* Job
Type the records out again in full, exactly.
******************************
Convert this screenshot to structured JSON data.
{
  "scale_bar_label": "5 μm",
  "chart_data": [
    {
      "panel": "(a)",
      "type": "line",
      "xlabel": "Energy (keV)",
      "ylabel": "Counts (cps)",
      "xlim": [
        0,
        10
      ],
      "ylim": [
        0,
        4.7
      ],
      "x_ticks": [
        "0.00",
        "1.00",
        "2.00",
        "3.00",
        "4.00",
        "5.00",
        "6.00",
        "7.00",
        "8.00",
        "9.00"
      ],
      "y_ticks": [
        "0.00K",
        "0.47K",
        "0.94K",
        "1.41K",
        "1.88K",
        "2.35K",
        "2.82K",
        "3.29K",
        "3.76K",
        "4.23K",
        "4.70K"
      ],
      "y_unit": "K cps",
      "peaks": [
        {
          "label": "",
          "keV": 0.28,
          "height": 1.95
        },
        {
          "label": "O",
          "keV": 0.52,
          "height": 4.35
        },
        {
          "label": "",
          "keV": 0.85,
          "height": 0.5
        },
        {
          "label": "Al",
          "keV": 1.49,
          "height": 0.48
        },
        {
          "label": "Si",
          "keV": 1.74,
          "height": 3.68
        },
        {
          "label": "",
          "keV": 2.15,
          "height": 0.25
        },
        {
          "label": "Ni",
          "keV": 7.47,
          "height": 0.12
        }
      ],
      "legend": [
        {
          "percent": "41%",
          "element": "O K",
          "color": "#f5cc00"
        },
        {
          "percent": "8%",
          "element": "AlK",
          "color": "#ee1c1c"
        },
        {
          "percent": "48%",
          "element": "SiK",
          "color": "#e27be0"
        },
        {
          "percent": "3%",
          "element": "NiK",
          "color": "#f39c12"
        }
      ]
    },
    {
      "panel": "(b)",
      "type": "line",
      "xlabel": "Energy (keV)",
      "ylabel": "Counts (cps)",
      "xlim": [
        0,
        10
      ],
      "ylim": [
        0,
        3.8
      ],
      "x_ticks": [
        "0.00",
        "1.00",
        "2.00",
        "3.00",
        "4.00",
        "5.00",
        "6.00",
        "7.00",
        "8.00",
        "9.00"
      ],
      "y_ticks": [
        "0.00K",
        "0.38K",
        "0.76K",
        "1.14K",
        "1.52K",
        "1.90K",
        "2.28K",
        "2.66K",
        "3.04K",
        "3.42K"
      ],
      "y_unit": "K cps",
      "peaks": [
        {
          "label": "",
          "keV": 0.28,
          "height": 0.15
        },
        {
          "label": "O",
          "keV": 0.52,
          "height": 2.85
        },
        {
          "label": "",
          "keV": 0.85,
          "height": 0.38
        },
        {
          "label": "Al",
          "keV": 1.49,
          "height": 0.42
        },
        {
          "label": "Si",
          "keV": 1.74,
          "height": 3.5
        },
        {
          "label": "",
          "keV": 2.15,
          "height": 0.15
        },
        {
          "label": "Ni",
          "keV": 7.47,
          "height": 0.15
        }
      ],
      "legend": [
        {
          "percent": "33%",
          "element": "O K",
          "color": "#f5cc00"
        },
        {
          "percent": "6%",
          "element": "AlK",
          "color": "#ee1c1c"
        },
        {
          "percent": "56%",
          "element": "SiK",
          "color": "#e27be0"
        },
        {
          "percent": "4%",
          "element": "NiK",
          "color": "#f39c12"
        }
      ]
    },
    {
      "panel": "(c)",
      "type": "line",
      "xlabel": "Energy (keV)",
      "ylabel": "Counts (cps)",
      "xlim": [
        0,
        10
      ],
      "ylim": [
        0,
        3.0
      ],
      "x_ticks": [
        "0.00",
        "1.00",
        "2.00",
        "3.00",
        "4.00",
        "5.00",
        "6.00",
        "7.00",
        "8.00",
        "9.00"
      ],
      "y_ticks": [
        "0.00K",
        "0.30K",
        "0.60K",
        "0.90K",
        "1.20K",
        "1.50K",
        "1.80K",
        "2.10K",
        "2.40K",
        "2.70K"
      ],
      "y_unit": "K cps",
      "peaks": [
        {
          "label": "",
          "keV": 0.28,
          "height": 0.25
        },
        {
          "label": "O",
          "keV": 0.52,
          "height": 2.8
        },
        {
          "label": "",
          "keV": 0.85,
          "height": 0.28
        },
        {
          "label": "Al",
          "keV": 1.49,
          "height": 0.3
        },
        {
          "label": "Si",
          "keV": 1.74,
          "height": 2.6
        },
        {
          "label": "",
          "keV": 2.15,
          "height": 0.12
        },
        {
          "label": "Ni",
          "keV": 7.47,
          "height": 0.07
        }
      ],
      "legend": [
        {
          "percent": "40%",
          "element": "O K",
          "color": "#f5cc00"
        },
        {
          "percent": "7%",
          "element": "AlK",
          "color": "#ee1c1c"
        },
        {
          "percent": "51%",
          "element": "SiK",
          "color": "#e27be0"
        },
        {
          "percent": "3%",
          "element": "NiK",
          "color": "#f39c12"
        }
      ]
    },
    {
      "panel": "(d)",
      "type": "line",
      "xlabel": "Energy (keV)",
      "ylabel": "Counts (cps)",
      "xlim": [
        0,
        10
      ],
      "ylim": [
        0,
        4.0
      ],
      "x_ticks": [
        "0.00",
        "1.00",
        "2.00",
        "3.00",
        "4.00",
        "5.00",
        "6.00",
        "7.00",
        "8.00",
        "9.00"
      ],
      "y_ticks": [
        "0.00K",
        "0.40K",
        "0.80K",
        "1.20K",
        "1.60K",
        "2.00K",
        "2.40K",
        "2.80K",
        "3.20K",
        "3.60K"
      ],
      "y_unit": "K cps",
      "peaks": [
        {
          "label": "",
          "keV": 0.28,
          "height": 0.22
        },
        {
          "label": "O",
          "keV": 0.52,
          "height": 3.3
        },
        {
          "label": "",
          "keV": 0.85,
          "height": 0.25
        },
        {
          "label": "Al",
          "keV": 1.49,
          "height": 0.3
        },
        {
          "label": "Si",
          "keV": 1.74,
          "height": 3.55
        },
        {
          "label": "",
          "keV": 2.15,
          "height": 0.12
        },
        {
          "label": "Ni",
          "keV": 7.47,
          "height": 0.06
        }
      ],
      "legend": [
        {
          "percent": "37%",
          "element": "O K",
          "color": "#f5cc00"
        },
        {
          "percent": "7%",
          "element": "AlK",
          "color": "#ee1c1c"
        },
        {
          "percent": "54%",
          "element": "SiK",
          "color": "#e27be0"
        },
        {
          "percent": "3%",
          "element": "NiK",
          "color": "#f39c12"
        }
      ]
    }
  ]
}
******************************
* Solution
Convert this screenshot to structured JSON data.
{
  "scale_bar_label": "5 μm",
  "chart_data": [
    {
      "panel": "(a)",
      "type": "line",
      "xlabel": "Energy (keV)",
      "ylabel": "Counts (cps)",
      "xlim": [
        0,
        10
      ],
      "ylim": [
        0,
        4.7
      ],
      "x_ticks": [
        "0.00",
        "1.00",
        "2.00",
        "3.00",
        "4.00",
        "5.00",
        "6.00",
        "7.00",
        "8.00",
        "9.00"
      ],
      "y_ticks": [
        "0.00K",
        "0.47K",
        "0.94K",
        "1.41K",
        "1.88K",
        "2.35K",
        "2.82K",
        "3.29K",
        "3.76K",
        "4.23K",
        "4.70K"
      ],
      "y_unit": "K cps",
      "peaks": [
        {
          "label": "",
          "keV": 0.28,
          "height": 1.95
        },
        {
          "label": "O",
          "keV": 0.52,
          "height": 4.35
        },
        {
          "label": "",
          "keV": 0.85,
          "height": 0.5
        },
        {
          "label": "Al",
          "keV": 1.49,
          "height": 0.48
        },
        {
          "label": "Si",
          "keV": 1.74,
          "height": 3.68
        },
        {
          "label": "",
          "keV": 2.15,
          "height": 0.25
        },
        {
          "label": "Ni",
          "keV": 7.47,
          "height": 0.12
        }
      ],
      "legend": [
        {
          "percent": "41%",
          "element": "O K",
          "color": "#f5cc00"
        },
        {
          "percent": "8%",
          "element": "AlK",
          "color": "#ee1c1c"
        },
        {
          "percent": "48%",
          "element": "SiK",
          "color": "#e27be0"
        },
        {
          "percent": "3%",
          "element": "NiK",
          "color": "#f39c12"
        }
      ]
    },
    {
      "panel": "(b)",
      "type": "line",
      "xlabel": "Energy (keV)",
      "ylabel": "Counts (cps)",
      "xlim": [
        0,
        10
      ],
      "ylim": [
        0,
        3.8
      ],
      "x_ticks": [
        "0.00",
        "1.00",
        "2.00",
        "3.00",
        "4.00",
        "5.00",
        "6.00",
        "7.00",
        "8.00",
        "9.00"
      ],
      "y_ticks": [
        "0.00K",
        "0.38K",
        "0.76K",
        "1.14K",
        "1.52K",
        "1.90K",
        "2.28K",
        "2.66K",
        "3.04K",
        "3.42K"
      ],
      "y_unit": "K cps",
      "peaks": [
        {
          "label": "",
          "keV": 0.28,
          "height": 0.15
        },
        {
          "label": "O",
          "keV": 0.52,
          "height": 2.85
        },
        {
          "label": "",
          "keV": 0.85,
          "height": 0.38
        },
        {
          "label": "Al",
          "keV": 1.49,
          "height": 0.42
        },
        {
          "label": "Si",
          "keV": 1.74,
          "height": 3.5
        },
        {
          "label": "",
          "keV": 2.15,
          "height": 0.15
        },
        {
          "label": "Ni",
          "keV": 7.47,
          "height": 0.15
        }
      ],
      "legend": [
        {
          "percent": "33%",
          "element": "O K",
          "color": "#f5cc00"
        },
        {
          "percent": "6%",
          "element": "AlK",
          "color": "#ee1c1c"
        },
        {
          "percent": "56%",
          "element": "SiK",
          "color": "#e27be0"
        },
        {
          "percent": "4%",
          "element": "NiK",
          "color": "#f39c12"
        }
      ]
    },
    {
      "panel": "(c)",
      "type": "line",
      "xlabel": "Energy (keV)",
      "ylabel": "Counts (cps)",
      "xlim": [
        0,
        10
      ],
      "ylim": [
        0,
        3.0
      ],
      "x_ticks": [
        "0.00",
        "1.00",
        "2.00",
        "3.00",
        "4.00",
        "5.00",
        "6.00",
        "7.00",
        "8.00",
        "9.00"
      ],
      "y_ticks": [
        "0.00K",
        "0.30K",
        "0.60K",
        "0.90K",
        "1.20K",
        "1.50K",
        "1.80K",
        "2.10K",
        "2.40K",
        "2.70K"
      ],
      "y_unit": "K cps",
      "peaks": [
        {
          "label": "",
          "keV": 0.28,
          "height": 0.25
        },
        {
          "label": "O",
          "keV": 0.52,
          "height": 2.8
        },
        {
          "label": "",
          "keV": 0.85,
          "height": 0.28
        },
        {
          "label": "Al",
          "keV": 1.49,
          "height": 0.3
        },
        {
          "label": "Si",
          "keV": 1.74,
          "height": 2.6
        },
        {
          "label": "",
          "keV": 2.15,
          "height": 0.12
        },
        {
          "label": "Ni",
          "keV": 7.47,
          "height": 0.07
        }
      ],
      "legend": [
        {
          "percent": "40%",
          "element": "O K",
          "color": "#f5cc00"
        },
        {
          "percent": "7%",
          "element": "AlK",
          "color": "#ee1c1c"
        },
        {
          "percent": "51%",
          "element": "SiK",
          "color": "#e27be0"
        },
        {
          "percent": "3%",
          "element": "NiK",
          "color": "#f39c12"
        }
      ]
    },
    {
      "panel": "(d)",
      "type": "line",
      "xlabel": "Energy (keV)",
      "ylabel": "Counts (cps)",
      "xlim": [
        0,
        10
      ],
      "ylim": [
        0,
        4.0
      ],
      "x_ticks": [
        "0.00",
        "1.00",
        "2.00",
        "3.00",
        "4.00",
        "5.00",
        "6.00",
        "7.00",
        "8.00",
        "9.00"
      ],
      "y_ticks": [
        "0.00K",
        "0.40K",
        "0.80K",
        "1.20K",
        "1.60K",
        "2.00K",
        "2.40K",
        "2.80K",
        "3.20K",
        "3.60K"
      ],
      "y_unit": "K cps",
      "peaks": [
        {
          "label": "",
          "keV": 0.28,
          "height": 0.22
        },
        {
          "label": "O",
          "keV": 0.52,
          "height": 3.3
        },
        {
          "label": "",
          "keV": 0.85,
          "height": 0.25
        },
        {
          "label": "Al",
          "keV": 1.49,
          "height": 0.3
        },
        {
          "label": "Si",
          "keV": 1.74,
          "height": 3.55
        },
        {
          "label": "",
          "keV": 2.15,
          "height": 0.12
        },
        {
          "label": "Ni",
          "keV": 7.47,
          "height": 0.06
        }
      ],
      "legend": [
        {
          "percent": "37%",
          "element": "O K",
          "color": "#f5cc00"
        },
        {
          "percent": "7%",
          "element": "AlK",
          "color": "#ee1c1c"
        },
        {
          "percent": "54%",
          "element": "SiK",
          "color": "#e27be0"
        },
        {
          "percent": "3%",
          "element": "NiK",
          "color": "#f39c12"
        }
      ]
    }
  ]
}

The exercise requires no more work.